━━ Data for processing

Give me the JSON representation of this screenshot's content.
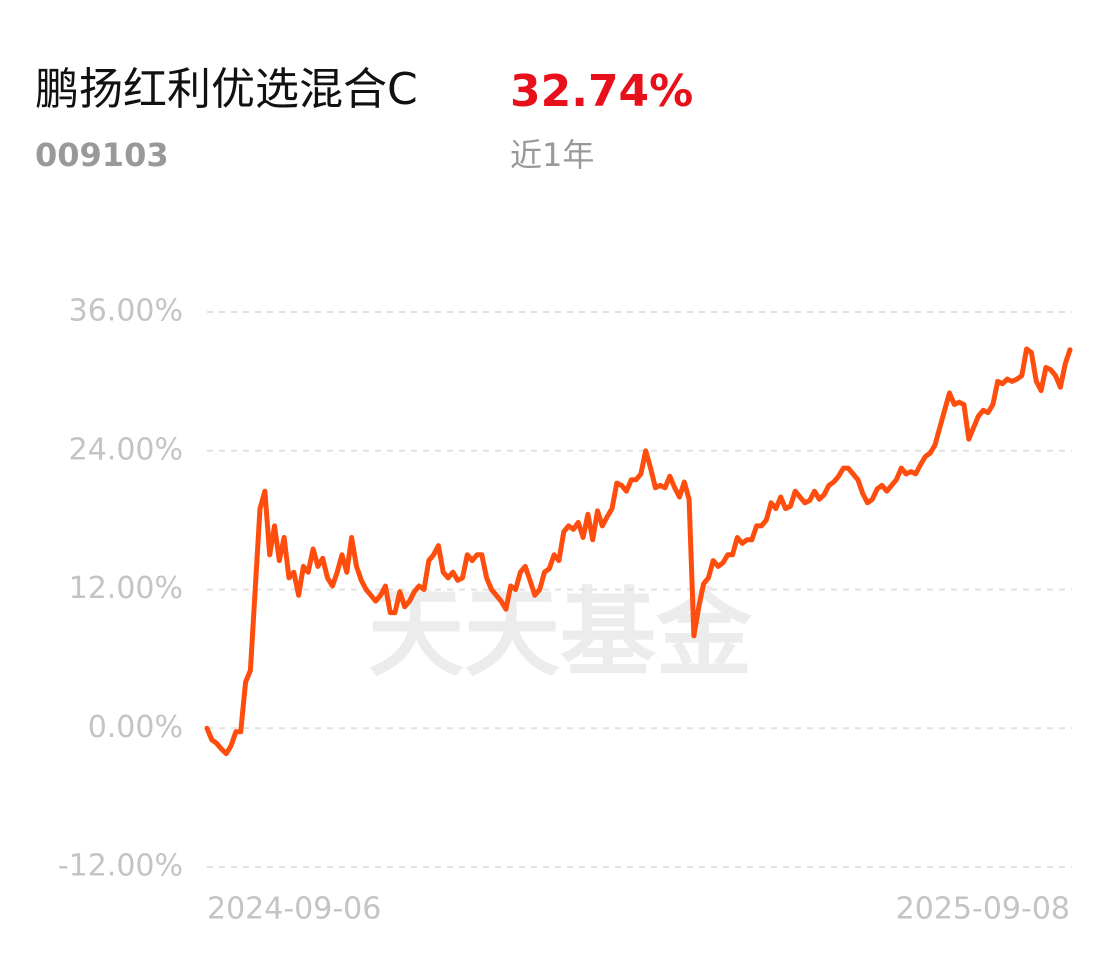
{
  "header": {
    "fund_name": "鹏扬红利优选混合C",
    "return": "32.74%",
    "code": "009103",
    "period": "近1年"
  },
  "chart_data": {
    "type": "line",
    "watermark": "天天基金",
    "color": "#ff4d0d",
    "ylim": [
      -12,
      36
    ],
    "yticks": [
      {
        "value": -12,
        "label": "-12.00%"
      },
      {
        "value": 0,
        "label": "0.00%"
      },
      {
        "value": 12,
        "label": "12.00%"
      },
      {
        "value": 24,
        "label": "24.00%"
      },
      {
        "value": 36,
        "label": "36.00%"
      }
    ],
    "grid": true,
    "categories": [
      "2024-09-06",
      null,
      null,
      null,
      null,
      null,
      null,
      null,
      null,
      null,
      null,
      null,
      null,
      null,
      null,
      null,
      null,
      null,
      null,
      null,
      null,
      null,
      null,
      null,
      null,
      null,
      null,
      null,
      null,
      null,
      null,
      null,
      null,
      null,
      null,
      null,
      null,
      null,
      null,
      null,
      null,
      null,
      null,
      null,
      null,
      null,
      null,
      null,
      null,
      null,
      null,
      null,
      null,
      null,
      null,
      null,
      null,
      null,
      null,
      null,
      null,
      null,
      null,
      null,
      null,
      null,
      null,
      null,
      null,
      null,
      null,
      null,
      null,
      null,
      null,
      null,
      null,
      null,
      null,
      null,
      null,
      null,
      null,
      null,
      null,
      null,
      null,
      null,
      null,
      null,
      null,
      null,
      null,
      null,
      null,
      null,
      null,
      null,
      null,
      null,
      null,
      null,
      null,
      null,
      null,
      null,
      null,
      null,
      null,
      null,
      null,
      null,
      null,
      null,
      null,
      null,
      null,
      null,
      null,
      null,
      null,
      null,
      null,
      null,
      null,
      null,
      null,
      null,
      null,
      null,
      null,
      null,
      null,
      null,
      null,
      null,
      null,
      null,
      null,
      null,
      null,
      null,
      null,
      null,
      null,
      null,
      null,
      null,
      null,
      null,
      null,
      null,
      null,
      null,
      null,
      null,
      null,
      null,
      null,
      null,
      null,
      null,
      null,
      null,
      null,
      null,
      null,
      null,
      null,
      null,
      null,
      null,
      null,
      null,
      null,
      null,
      null,
      null,
      null,
      "2025-09-08"
    ],
    "values": [
      0,
      -1,
      -1.3,
      -1.8,
      -2.2,
      -1.5,
      -0.3,
      -0.3,
      4,
      5,
      12,
      19,
      20.5,
      15,
      17.5,
      14.5,
      16.5,
      13,
      13.5,
      11.5,
      14,
      13.5,
      15.5,
      14,
      14.7,
      13,
      12.3,
      13.5,
      15,
      13.5,
      16.5,
      14,
      12.8,
      12,
      11.5,
      11,
      11.5,
      12.3,
      10,
      10,
      11.8,
      10.5,
      11,
      11.8,
      12.3,
      12,
      14.5,
      15,
      15.8,
      13.5,
      13,
      13.5,
      12.8,
      13,
      15,
      14.5,
      15,
      15,
      13,
      12,
      11.5,
      11,
      10.3,
      12.3,
      12,
      13.5,
      14,
      12.8,
      11.5,
      12,
      13.5,
      13.8,
      15,
      14.5,
      17,
      17.5,
      17.2,
      17.8,
      16.5,
      18.5,
      16.3,
      18.8,
      17.5,
      18.3,
      19,
      21.2,
      21,
      20.5,
      21.5,
      21.5,
      22,
      24,
      22.5,
      20.8,
      21,
      20.8,
      21.8,
      20.8,
      20,
      21.3,
      19.8,
      8,
      10.5,
      12.5,
      13,
      14.5,
      14,
      14.3,
      15,
      15,
      16.5,
      16,
      16.3,
      16.3,
      17.5,
      17.5,
      18,
      19.5,
      19,
      20,
      19,
      19.2,
      20.5,
      20,
      19.5,
      19.7,
      20.5,
      19.8,
      20.2,
      21,
      21.3,
      21.8,
      22.5,
      22.5,
      22,
      21.5,
      20.3,
      19.5,
      19.8,
      20.7,
      21,
      20.5,
      21,
      21.5,
      22.5,
      22,
      22.2,
      22,
      22.8,
      23.5,
      23.8,
      24.5,
      26,
      27.5,
      29,
      28,
      28.2,
      28,
      25,
      26,
      27,
      27.5,
      27.3,
      28,
      30,
      29.8,
      30.2,
      30,
      30.2,
      30.5,
      32.8,
      32.5,
      30,
      29.2,
      31.2,
      31,
      30.5,
      29.5,
      31.5,
      32.74
    ]
  }
}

━━━━

# Goal
Copy out each line of the records that holds the string "label".

# Response
        "label": "-12.00%"
        "label": "0.00%"
        "label": "12.00%"
        "label": "24.00%"
        "label": "36.00%"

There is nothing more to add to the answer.